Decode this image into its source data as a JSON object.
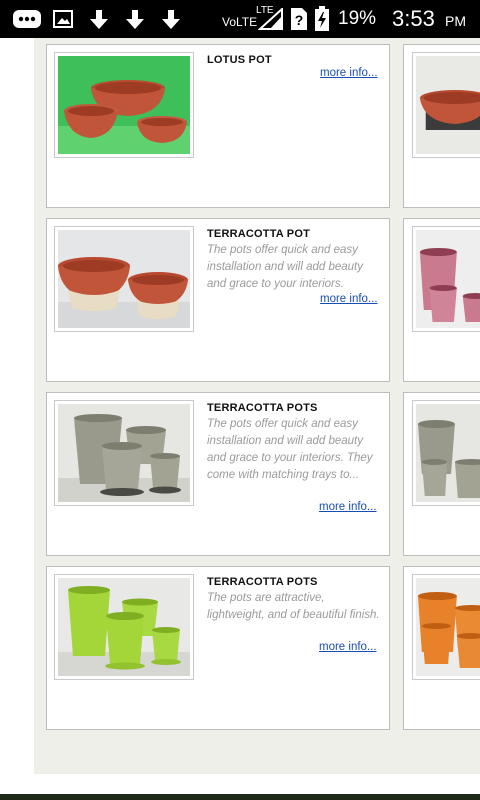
{
  "status_bar": {
    "network_label": "VoLTE",
    "lte_label": "LTE",
    "battery_percent": "19%",
    "time": "3:53",
    "ampm": "PM"
  },
  "products": [
    {
      "title": "LOTUS POT",
      "description": "",
      "more_label": "more info..."
    },
    {
      "title": "TERRACOTTA POT",
      "description": "The pots offer quick and easy installation and will add beauty and grace to your interiors.",
      "more_label": "more info..."
    },
    {
      "title": "TERRACOTTA POTS",
      "description": "The pots offer quick and easy installation and will add beauty and grace to your interiors. They come with matching trays to...",
      "more_label": "more info..."
    },
    {
      "title": "TERRACOTTA POTS",
      "description": "The pots are attractive, lightweight, and of beautiful finish.",
      "more_label": "more info..."
    }
  ],
  "colors": {
    "link": "#1a4db3",
    "terracotta": "#c0553a",
    "green_backdrop": "#3fbf5a",
    "lime_pot": "#a4d63a",
    "grey_pot": "#9a9a8c",
    "pink_pot": "#c97a8e",
    "orange_pot": "#e8822a"
  }
}
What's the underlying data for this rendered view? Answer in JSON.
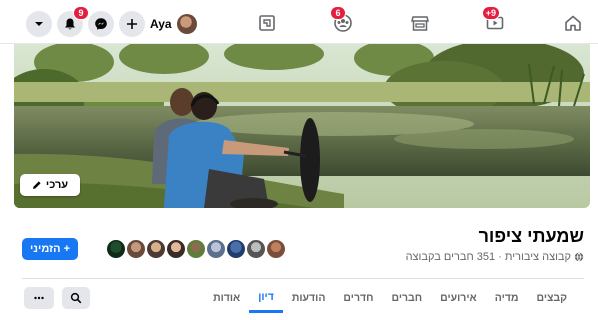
{
  "topbar": {
    "profile_name": "Aya",
    "notifications_badge": "9",
    "groups_badge": "6",
    "watch_badge": "+9",
    "icons": [
      "caret-down-icon",
      "bell-icon",
      "messenger-icon",
      "plus-icon",
      "pages-icon",
      "groups-icon",
      "marketplace-icon",
      "watch-icon",
      "home-icon"
    ]
  },
  "cover": {
    "edit_label": "ערכי"
  },
  "group": {
    "name": "שמעתי ציפור",
    "meta": "קבוצה ציבורית · 351 חברים בקבוצה",
    "invite_label": "הזמיני",
    "member_avatar_count": 9
  },
  "tabs": [
    {
      "label": "אודות",
      "active": false
    },
    {
      "label": "דיון",
      "active": true
    },
    {
      "label": "הודעות",
      "active": false
    },
    {
      "label": "חדרים",
      "active": false
    },
    {
      "label": "חברים",
      "active": false
    },
    {
      "label": "אירועים",
      "active": false
    },
    {
      "label": "מדיה",
      "active": false
    },
    {
      "label": "קבצים",
      "active": false
    }
  ],
  "colors": {
    "accent": "#1877f2",
    "badge": "#e41e3f",
    "muted": "#65676b"
  }
}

· · · · ·

● PROBLEM
Out of the material above, select every line that holds the string "offer".

● RESULT
      "description": "The pots offer quick and easy installation and will add beauty and grace to your interiors.",
      "description": "The pots offer quick and easy installation and will add beauty and grace to your interiors. They come with matching trays to...",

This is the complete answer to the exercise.